Quote each of the entries below verbatim, one line at a time, without changing anything.
═════ RECORDS FOR THIS TASK ═════
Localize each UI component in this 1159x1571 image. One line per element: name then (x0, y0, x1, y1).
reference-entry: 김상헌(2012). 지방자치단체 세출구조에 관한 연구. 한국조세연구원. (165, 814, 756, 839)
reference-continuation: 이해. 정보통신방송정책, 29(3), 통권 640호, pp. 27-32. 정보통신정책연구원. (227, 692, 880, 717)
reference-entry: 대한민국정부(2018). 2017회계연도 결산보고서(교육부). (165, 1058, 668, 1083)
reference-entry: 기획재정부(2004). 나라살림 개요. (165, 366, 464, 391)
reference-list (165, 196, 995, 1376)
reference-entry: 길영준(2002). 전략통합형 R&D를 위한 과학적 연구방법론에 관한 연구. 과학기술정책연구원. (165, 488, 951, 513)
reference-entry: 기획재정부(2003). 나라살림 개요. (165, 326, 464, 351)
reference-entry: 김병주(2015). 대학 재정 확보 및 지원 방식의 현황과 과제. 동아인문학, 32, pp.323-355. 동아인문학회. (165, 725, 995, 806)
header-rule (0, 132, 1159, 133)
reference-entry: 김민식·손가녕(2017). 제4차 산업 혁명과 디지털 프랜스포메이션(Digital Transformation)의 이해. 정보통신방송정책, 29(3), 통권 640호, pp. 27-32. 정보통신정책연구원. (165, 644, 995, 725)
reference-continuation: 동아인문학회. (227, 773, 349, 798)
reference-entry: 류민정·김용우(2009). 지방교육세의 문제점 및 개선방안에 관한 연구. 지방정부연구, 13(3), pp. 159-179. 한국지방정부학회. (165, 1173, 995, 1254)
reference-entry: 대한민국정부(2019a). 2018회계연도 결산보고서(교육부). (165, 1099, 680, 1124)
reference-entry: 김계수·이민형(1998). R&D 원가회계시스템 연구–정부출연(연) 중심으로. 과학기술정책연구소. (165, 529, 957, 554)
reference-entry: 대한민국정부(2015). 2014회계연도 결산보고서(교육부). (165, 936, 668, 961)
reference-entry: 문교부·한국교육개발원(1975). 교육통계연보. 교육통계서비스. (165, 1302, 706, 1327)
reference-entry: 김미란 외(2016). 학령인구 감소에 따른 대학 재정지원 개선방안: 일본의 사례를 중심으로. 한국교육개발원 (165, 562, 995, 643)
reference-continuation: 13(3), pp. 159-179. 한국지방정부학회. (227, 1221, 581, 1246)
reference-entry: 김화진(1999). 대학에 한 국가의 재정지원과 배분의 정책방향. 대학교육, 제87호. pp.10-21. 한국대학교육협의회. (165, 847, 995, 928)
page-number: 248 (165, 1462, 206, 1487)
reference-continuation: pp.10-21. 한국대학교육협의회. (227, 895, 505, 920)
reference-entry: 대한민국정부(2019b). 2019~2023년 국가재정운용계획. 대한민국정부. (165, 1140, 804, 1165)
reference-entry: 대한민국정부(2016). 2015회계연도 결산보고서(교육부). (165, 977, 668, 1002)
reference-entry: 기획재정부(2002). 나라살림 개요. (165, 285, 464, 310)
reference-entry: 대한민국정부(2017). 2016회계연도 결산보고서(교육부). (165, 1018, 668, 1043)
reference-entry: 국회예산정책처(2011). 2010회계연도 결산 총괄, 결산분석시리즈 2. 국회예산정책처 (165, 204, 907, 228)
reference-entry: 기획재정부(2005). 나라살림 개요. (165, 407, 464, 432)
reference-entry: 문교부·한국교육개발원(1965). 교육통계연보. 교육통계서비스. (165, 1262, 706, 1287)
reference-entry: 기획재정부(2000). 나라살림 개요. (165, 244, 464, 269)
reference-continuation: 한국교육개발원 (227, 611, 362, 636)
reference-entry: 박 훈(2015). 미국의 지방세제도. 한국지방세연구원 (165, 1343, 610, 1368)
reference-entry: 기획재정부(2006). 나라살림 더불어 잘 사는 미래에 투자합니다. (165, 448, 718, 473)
═════
• SOLVED PROBLEM:
Localize each UI component in this 1159x1571 image. One line per element: name then (x0, y0, x1, y1).
reference-entry: 김상헌(2012). 지방자치단체 세출구조에 관한 연구. 한국조세연구원. (165, 814, 756, 839)
reference-continuation: 이해. 정보통신방송정책, 29(3), 통권 640호, pp. 27-32. 정보통신정책연구원. (227, 692, 880, 717)
reference-entry: 대한민국정부(2018). 2017회계연도 결산보고서(교육부). (165, 1058, 668, 1083)
reference-entry: 기획재정부(2004). 나라살림 개요. (165, 366, 464, 391)
reference-list (165, 196, 995, 1376)
reference-entry: 길영준(2002). 전략통합형 R&D를 위한 과학적 연구방법론에 관한 연구. 과학기술정책연구원. (165, 488, 951, 513)
reference-entry: 기획재정부(2003). 나라살림 개요. (165, 326, 464, 351)
reference-entry: 김병주(2015). 대학 재정 확보 및 지원 방식의 현황과 과제. 동아인문학, 32, pp.323-355. 동아인문학회. (165, 725, 995, 806)
header-rule (0, 132, 1159, 133)
reference-entry: 김민식·손가녕(2017). 제4차 산업 혁명과 디지털 프랜스포메이션(Digital Transformation)의 이해. 정보통신방송정책, 29(3), 통권 640호, pp. 27-32. 정보통신정책연구원. (165, 644, 995, 725)
reference-continuation: 동아인문학회. (227, 773, 349, 798)
reference-entry: 류민정·김용우(2009). 지방교육세의 문제점 및 개선방안에 관한 연구. 지방정부연구, 13(3), pp. 159-179. 한국지방정부학회. (165, 1173, 995, 1254)
reference-entry: 대한민국정부(2019a). 2018회계연도 결산보고서(교육부). (165, 1099, 680, 1124)
reference-entry: 김계수·이민형(1998). R&D 원가회계시스템 연구–정부출연(연) 중심으로. 과학기술정책연구소. (165, 529, 957, 554)
reference-entry: 대한민국정부(2015). 2014회계연도 결산보고서(교육부). (165, 936, 668, 961)
reference-entry: 문교부·한국교육개발원(1975). 교육통계연보. 교육통계서비스. (165, 1302, 706, 1327)
reference-entry: 김미란 외(2016). 학령인구 감소에 따른 대학 재정지원 개선방안: 일본의 사례를 중심으로. 한국교육개발원 (165, 562, 995, 643)
reference-continuation: 13(3), pp. 159-179. 한국지방정부학회. (227, 1221, 581, 1246)
reference-entry: 김화진(1999). 대학에 한 국가의 재정지원과 배분의 정책방향. 대학교육, 제87호. pp.10-21. 한국대학교육협의회. (165, 847, 995, 928)
page-number: 248 (165, 1462, 206, 1487)
reference-continuation: pp.10-21. 한국대학교육협의회. (227, 895, 505, 920)
reference-entry: 대한민국정부(2019b). 2019~2023년 국가재정운용계획. 대한민국정부. (165, 1140, 804, 1165)
reference-entry: 대한민국정부(2016). 2015회계연도 결산보고서(교육부). (165, 977, 668, 1002)
reference-entry: 기획재정부(2002). 나라살림 개요. (165, 285, 464, 310)
reference-entry: 대한민국정부(2017). 2016회계연도 결산보고서(교육부). (165, 1018, 668, 1043)
reference-entry: 국회예산정책처(2011). 2010회계연도 결산 총괄, 결산분석시리즈 2. 국회예산정책처 (165, 204, 907, 228)
reference-entry: 기획재정부(2005). 나라살림 개요. (165, 407, 464, 432)
reference-entry: 문교부·한국교육개발원(1965). 교육통계연보. 교육통계서비스. (165, 1262, 706, 1287)
reference-entry: 기획재정부(2000). 나라살림 개요. (165, 244, 464, 269)
reference-continuation: 한국교육개발원 (227, 611, 362, 636)
reference-entry: 박 훈(2015). 미국의 지방세제도. 한국지방세연구원 (165, 1343, 610, 1368)
reference-entry: 기획재정부(2006). 나라살림 더불어 잘 사는 미래에 투자합니다. (165, 448, 718, 473)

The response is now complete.